_YOUR OBJECTIVE_
The listing must be reproduced in full, exactly as it stands.

_PROVIDED RECORDS_
####

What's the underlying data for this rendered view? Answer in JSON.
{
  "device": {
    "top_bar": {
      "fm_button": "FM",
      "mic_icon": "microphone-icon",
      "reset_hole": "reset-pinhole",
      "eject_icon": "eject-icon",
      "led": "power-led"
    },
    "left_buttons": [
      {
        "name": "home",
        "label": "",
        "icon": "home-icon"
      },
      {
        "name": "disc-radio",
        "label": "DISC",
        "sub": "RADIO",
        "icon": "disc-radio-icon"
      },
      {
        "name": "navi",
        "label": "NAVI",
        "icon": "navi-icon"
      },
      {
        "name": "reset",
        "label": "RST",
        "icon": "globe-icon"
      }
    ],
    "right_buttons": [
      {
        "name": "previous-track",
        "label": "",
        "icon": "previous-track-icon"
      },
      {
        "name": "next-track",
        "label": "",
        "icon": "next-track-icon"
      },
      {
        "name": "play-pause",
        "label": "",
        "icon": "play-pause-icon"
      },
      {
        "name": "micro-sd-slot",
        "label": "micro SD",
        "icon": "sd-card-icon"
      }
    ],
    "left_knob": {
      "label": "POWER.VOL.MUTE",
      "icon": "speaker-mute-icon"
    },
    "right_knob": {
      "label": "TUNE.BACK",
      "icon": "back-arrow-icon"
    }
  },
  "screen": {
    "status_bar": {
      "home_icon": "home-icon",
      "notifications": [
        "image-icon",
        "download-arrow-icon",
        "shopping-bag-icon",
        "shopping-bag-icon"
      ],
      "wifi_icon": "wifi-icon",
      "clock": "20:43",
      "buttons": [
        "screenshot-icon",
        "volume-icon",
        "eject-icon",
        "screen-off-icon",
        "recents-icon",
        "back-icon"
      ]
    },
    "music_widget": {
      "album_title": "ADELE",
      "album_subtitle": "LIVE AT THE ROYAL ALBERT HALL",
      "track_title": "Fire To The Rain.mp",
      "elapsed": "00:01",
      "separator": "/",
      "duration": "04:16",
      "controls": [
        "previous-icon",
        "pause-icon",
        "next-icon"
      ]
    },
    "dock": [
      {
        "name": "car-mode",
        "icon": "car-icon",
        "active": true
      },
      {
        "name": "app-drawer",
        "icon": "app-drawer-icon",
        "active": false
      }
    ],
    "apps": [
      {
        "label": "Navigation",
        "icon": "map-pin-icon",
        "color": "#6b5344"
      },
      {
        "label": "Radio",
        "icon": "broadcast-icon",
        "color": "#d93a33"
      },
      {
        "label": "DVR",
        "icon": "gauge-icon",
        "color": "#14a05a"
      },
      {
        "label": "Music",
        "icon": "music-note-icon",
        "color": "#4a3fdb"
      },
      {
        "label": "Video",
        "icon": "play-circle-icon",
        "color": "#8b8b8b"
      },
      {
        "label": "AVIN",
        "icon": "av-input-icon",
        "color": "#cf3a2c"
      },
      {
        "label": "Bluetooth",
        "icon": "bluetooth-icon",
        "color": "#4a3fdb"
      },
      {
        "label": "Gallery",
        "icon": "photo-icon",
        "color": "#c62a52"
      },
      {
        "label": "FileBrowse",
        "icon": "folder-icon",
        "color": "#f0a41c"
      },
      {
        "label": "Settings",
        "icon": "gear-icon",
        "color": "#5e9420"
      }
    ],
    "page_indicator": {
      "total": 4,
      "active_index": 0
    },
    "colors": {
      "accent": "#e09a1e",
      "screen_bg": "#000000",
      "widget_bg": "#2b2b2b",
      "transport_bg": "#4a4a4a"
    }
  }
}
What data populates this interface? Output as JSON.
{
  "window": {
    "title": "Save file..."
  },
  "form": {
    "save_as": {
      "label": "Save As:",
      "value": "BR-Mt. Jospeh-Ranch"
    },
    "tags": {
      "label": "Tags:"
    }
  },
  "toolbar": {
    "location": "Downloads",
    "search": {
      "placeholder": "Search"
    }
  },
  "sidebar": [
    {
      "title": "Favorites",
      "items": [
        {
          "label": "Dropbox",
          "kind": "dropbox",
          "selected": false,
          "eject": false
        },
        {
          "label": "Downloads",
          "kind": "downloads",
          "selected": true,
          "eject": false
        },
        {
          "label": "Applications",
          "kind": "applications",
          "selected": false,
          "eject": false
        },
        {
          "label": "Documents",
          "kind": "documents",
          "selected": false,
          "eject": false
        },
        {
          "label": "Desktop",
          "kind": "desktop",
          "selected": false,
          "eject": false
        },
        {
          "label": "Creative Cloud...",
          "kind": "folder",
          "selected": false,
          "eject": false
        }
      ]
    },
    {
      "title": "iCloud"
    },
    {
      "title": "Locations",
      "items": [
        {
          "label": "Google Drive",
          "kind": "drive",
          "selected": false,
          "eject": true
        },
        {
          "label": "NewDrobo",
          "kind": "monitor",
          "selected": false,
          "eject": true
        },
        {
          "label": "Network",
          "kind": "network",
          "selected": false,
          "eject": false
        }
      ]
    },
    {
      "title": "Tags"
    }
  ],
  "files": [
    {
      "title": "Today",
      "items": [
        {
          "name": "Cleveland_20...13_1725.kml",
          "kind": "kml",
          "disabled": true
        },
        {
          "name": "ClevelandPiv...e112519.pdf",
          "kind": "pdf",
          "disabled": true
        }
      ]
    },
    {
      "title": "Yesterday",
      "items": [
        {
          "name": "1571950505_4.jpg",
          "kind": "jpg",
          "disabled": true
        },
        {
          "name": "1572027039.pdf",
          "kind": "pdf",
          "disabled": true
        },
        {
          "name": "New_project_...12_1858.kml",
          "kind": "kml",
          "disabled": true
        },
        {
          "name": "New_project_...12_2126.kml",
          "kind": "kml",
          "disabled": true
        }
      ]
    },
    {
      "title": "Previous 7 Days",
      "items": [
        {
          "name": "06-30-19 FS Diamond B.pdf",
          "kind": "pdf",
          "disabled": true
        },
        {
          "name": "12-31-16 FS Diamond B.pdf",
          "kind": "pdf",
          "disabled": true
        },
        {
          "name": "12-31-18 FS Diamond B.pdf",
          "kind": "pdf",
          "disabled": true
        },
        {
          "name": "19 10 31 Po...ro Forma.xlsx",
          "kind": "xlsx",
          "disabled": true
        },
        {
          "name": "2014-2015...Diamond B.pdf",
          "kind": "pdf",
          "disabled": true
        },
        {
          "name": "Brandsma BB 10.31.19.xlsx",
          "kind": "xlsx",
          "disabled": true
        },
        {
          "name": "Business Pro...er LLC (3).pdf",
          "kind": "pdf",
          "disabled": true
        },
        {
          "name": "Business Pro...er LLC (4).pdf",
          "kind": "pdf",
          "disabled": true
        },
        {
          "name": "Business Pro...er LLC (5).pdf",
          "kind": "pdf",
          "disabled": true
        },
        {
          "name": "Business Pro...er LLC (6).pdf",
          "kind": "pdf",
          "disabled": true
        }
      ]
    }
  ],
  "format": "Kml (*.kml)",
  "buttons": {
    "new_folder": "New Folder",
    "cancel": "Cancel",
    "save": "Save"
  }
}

####

_RESULT OF THE EXERCISE_
What's the underlying data for this rendered view? Answer in JSON.
{
  "device": {
    "top_bar": {
      "fm_button": "FM",
      "mic_icon": "microphone-icon",
      "reset_hole": "reset-pinhole",
      "eject_icon": "eject-icon",
      "led": "power-led"
    },
    "left_buttons": [
      {
        "name": "home",
        "label": "",
        "icon": "home-icon"
      },
      {
        "name": "disc-radio",
        "label": "DISC",
        "sub": "RADIO",
        "icon": "disc-radio-icon"
      },
      {
        "name": "navi",
        "label": "NAVI",
        "icon": "navi-icon"
      },
      {
        "name": "reset",
        "label": "RST",
        "icon": "globe-icon"
      }
    ],
    "right_buttons": [
      {
        "name": "previous-track",
        "label": "",
        "icon": "previous-track-icon"
      },
      {
        "name": "next-track",
        "label": "",
        "icon": "next-track-icon"
      },
      {
        "name": "play-pause",
        "label": "",
        "icon": "play-pause-icon"
      },
      {
        "name": "micro-sd-slot",
        "label": "micro SD",
        "icon": "sd-card-icon"
      }
    ],
    "left_knob": {
      "label": "POWER.VOL.MUTE",
      "icon": "speaker-mute-icon"
    },
    "right_knob": {
      "label": "TUNE.BACK",
      "icon": "back-arrow-icon"
    }
  },
  "screen": {
    "status_bar": {
      "home_icon": "home-icon",
      "notifications": [
        "image-icon",
        "download-arrow-icon",
        "shopping-bag-icon",
        "shopping-bag-icon"
      ],
      "wifi_icon": "wifi-icon",
      "clock": "20:43",
      "buttons": [
        "screenshot-icon",
        "volume-icon",
        "eject-icon",
        "screen-off-icon",
        "recents-icon",
        "back-icon"
      ]
    },
    "music_widget": {
      "album_title": "ADELE",
      "album_subtitle": "LIVE AT THE ROYAL ALBERT HALL",
      "track_title": "Fire To The Rain.mp",
      "elapsed": "00:01",
      "separator": "/",
      "duration": "04:16",
      "controls": [
        "previous-icon",
        "pause-icon",
        "next-icon"
      ]
    },
    "dock": [
      {
        "name": "car-mode",
        "icon": "car-icon",
        "active": true
      },
      {
        "name": "app-drawer",
        "icon": "app-drawer-icon",
        "active": false
      }
    ],
    "apps": [
      {
        "label": "Navigation",
        "icon": "map-pin-icon",
        "color": "#6b5344"
      },
      {
        "label": "Radio",
        "icon": "broadcast-icon",
        "color": "#d93a33"
      },
      {
        "label": "DVR",
        "icon": "gauge-icon",
        "color": "#14a05a"
      },
      {
        "label": "Music",
        "icon": "music-note-icon",
        "color": "#4a3fdb"
      },
      {
        "label": "Video",
        "icon": "play-circle-icon",
        "color": "#8b8b8b"
      },
      {
        "label": "AVIN",
        "icon": "av-input-icon",
        "color": "#cf3a2c"
      },
      {
        "label": "Bluetooth",
        "icon": "bluetooth-icon",
        "color": "#4a3fdb"
      },
      {
        "label": "Gallery",
        "icon": "photo-icon",
        "color": "#c62a52"
      },
      {
        "label": "FileBrowse",
        "icon": "folder-icon",
        "color": "#f0a41c"
      },
      {
        "label": "Settings",
        "icon": "gear-icon",
        "color": "#5e9420"
      }
    ],
    "page_indicator": {
      "total": 4,
      "active_index": 0
    },
    "colors": {
      "accent": "#e09a1e",
      "screen_bg": "#000000",
      "widget_bg": "#2b2b2b",
      "transport_bg": "#4a4a4a"
    }
  }
}
What data populates this interface? Output as JSON.
{
  "window": {
    "title": "Save file..."
  },
  "form": {
    "save_as": {
      "label": "Save As:",
      "value": "BR-Mt. Jospeh-Ranch"
    },
    "tags": {
      "label": "Tags:"
    }
  },
  "toolbar": {
    "location": "Downloads",
    "search": {
      "placeholder": "Search"
    }
  },
  "sidebar": [
    {
      "title": "Favorites",
      "items": [
        {
          "label": "Dropbox",
          "kind": "dropbox",
          "selected": false,
          "eject": false
        },
        {
          "label": "Downloads",
          "kind": "downloads",
          "selected": true,
          "eject": false
        },
        {
          "label": "Applications",
          "kind": "applications",
          "selected": false,
          "eject": false
        },
        {
          "label": "Documents",
          "kind": "documents",
          "selected": false,
          "eject": false
        },
        {
          "label": "Desktop",
          "kind": "desktop",
          "selected": false,
          "eject": false
        },
        {
          "label": "Creative Cloud...",
          "kind": "folder",
          "selected": false,
          "eject": false
        }
      ]
    },
    {
      "title": "iCloud"
    },
    {
      "title": "Locations",
      "items": [
        {
          "label": "Google Drive",
          "kind": "drive",
          "selected": false,
          "eject": true
        },
        {
          "label": "NewDrobo",
          "kind": "monitor",
          "selected": false,
          "eject": true
        },
        {
          "label": "Network",
          "kind": "network",
          "selected": false,
          "eject": false
        }
      ]
    },
    {
      "title": "Tags"
    }
  ],
  "files": [
    {
      "title": "Today",
      "items": [
        {
          "name": "Cleveland_20...13_1725.kml",
          "kind": "kml",
          "disabled": true
        },
        {
          "name": "ClevelandPiv...e112519.pdf",
          "kind": "pdf",
          "disabled": true
        }
      ]
    },
    {
      "title": "Yesterday",
      "items": [
        {
          "name": "1571950505_4.jpg",
          "kind": "jpg",
          "disabled": true
        },
        {
          "name": "1572027039.pdf",
          "kind": "pdf",
          "disabled": true
        },
        {
          "name": "New_project_...12_1858.kml",
          "kind": "kml",
          "disabled": true
        },
        {
          "name": "New_project_...12_2126.kml",
          "kind": "kml",
          "disabled": true
        }
      ]
    },
    {
      "title": "Previous 7 Days",
      "items": [
        {
          "name": "06-30-19 FS Diamond B.pdf",
          "kind": "pdf",
          "disabled": true
        },
        {
          "name": "12-31-16 FS Diamond B.pdf",
          "kind": "pdf",
          "disabled": true
        },
        {
          "name": "12-31-18 FS Diamond B.pdf",
          "kind": "pdf",
          "disabled": true
        },
        {
          "name": "19 10 31 Po...ro Forma.xlsx",
          "kind": "xlsx",
          "disabled": true
        },
        {
          "name": "2014-2015...Diamond B.pdf",
          "kind": "pdf",
          "disabled": true
        },
        {
          "name": "Brandsma BB 10.31.19.xlsx",
          "kind": "xlsx",
          "disabled": true
        },
        {
          "name": "Business Pro...er LLC (3).pdf",
          "kind": "pdf",
          "disabled": true
        },
        {
          "name": "Business Pro...er LLC (4).pdf",
          "kind": "pdf",
          "disabled": true
        },
        {
          "name": "Business Pro...er LLC (5).pdf",
          "kind": "pdf",
          "disabled": true
        },
        {
          "name": "Business Pro...er LLC (6).pdf",
          "kind": "pdf",
          "disabled": true
        }
      ]
    }
  ],
  "format": "Kml (*.kml)",
  "buttons": {
    "new_folder": "New Folder",
    "cancel": "Cancel",
    "save": "Save"
  }
}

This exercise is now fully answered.